So, glucose feature has no missing data now.

In [None]:
from sklearn.impute import SimpleImputer
imputer = SimpleImputer(strategy='most_frequent')
imputer.fit(data)
imputed_data = imputer.transform(data)
imputed_data = pd.DataFrame(imputed_data,columns=data.columns)

In [None]:
print("just to cross-check all missing data is gone!")
msno.bar(imputed_data);

# Creating Model

In [None]:
#Libraries needed for model
from sklearn.model_selection import train_test_split
from sklearn.linear_model import LogisticRegression
from sklearn.metrics import classification_report,confusion_matrix,accuracy_score
from sklearn.model_selection import cross_val_score

In [None]:
#First split the data
X_train, X_test, y_train, y_test = train_test_split(imputed_data.drop('TenYearCHD',axis=1), 
                                                    imputed_data['TenYearCHD'], test_size=0.30, 
                                                    random_state=101)
logmodel = LogisticRegression()
logmodel.fit(X_train,y_train)
predictions = logmodel.predict(X_test)
print(classification_report(y_test,predictions))
print(confusion_matrix(y_test,predictions))

In [None]:
print('Model accuracy score: {0:0.4f}'. format(accuracy_score(y_test, predictions)))

» Task to complete
In the notebook code above, which strategy is given to the SimpleImputer?

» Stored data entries
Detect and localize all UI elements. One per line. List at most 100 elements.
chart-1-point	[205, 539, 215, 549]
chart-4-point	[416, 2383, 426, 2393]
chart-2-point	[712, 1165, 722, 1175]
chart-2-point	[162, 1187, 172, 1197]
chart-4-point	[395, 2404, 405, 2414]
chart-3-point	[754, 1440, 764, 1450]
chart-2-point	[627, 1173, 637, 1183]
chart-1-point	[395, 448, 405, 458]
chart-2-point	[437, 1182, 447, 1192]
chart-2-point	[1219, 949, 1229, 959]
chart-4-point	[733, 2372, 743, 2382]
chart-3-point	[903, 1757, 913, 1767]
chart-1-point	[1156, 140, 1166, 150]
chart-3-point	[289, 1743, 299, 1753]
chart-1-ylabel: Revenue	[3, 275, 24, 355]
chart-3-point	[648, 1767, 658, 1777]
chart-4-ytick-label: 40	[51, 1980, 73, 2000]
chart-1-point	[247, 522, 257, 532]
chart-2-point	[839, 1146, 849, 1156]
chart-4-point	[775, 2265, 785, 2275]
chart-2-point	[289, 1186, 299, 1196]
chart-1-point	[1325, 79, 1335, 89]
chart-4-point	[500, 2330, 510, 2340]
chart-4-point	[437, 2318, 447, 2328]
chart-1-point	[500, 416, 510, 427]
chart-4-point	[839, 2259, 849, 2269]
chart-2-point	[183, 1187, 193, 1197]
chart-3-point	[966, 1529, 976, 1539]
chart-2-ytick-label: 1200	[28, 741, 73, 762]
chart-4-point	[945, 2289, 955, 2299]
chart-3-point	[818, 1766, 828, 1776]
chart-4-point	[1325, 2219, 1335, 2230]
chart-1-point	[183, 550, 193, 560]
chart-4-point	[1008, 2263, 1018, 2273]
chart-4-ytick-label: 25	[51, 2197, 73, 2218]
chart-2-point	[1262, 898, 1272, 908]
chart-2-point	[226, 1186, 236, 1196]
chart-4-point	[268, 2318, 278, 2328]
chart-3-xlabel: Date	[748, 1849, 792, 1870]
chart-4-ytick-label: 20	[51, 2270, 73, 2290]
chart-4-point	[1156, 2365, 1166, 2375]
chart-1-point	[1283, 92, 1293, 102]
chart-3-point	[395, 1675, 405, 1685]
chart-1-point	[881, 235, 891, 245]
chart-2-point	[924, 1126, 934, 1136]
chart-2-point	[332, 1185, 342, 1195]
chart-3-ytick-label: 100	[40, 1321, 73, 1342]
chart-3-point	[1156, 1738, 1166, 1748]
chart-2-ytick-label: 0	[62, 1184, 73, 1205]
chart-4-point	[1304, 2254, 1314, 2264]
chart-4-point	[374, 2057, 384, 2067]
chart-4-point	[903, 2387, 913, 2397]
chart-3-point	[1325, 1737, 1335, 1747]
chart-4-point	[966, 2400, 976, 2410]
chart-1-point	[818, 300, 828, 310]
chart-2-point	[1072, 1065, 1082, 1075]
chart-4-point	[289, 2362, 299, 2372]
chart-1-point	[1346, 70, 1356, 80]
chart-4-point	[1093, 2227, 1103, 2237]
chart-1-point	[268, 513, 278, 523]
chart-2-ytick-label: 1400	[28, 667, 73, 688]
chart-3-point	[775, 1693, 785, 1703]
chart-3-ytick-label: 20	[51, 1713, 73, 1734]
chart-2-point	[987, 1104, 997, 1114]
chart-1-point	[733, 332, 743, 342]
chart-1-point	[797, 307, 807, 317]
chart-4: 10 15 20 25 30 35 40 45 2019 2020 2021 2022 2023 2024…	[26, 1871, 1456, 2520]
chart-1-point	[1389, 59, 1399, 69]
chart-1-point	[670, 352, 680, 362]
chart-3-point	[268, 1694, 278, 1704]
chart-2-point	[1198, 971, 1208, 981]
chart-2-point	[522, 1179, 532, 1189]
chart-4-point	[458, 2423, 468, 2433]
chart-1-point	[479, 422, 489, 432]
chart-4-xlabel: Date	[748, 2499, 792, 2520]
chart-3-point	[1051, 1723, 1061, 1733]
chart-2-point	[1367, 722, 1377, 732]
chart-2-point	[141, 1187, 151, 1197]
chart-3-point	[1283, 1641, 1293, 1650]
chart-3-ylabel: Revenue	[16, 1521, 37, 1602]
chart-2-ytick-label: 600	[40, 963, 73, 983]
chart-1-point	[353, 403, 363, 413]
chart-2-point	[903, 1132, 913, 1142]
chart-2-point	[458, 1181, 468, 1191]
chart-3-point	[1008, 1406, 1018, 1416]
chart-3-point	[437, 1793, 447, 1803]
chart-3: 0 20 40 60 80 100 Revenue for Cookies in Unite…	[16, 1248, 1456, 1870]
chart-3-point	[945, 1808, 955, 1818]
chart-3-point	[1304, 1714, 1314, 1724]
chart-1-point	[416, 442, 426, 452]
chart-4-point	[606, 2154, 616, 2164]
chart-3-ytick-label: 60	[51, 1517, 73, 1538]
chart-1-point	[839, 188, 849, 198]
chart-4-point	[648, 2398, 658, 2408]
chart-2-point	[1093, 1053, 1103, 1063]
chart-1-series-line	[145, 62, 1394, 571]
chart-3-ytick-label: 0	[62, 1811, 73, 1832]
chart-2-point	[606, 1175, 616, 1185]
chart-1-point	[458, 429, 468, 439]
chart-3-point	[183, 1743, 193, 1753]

» Finished task
'most_frequent'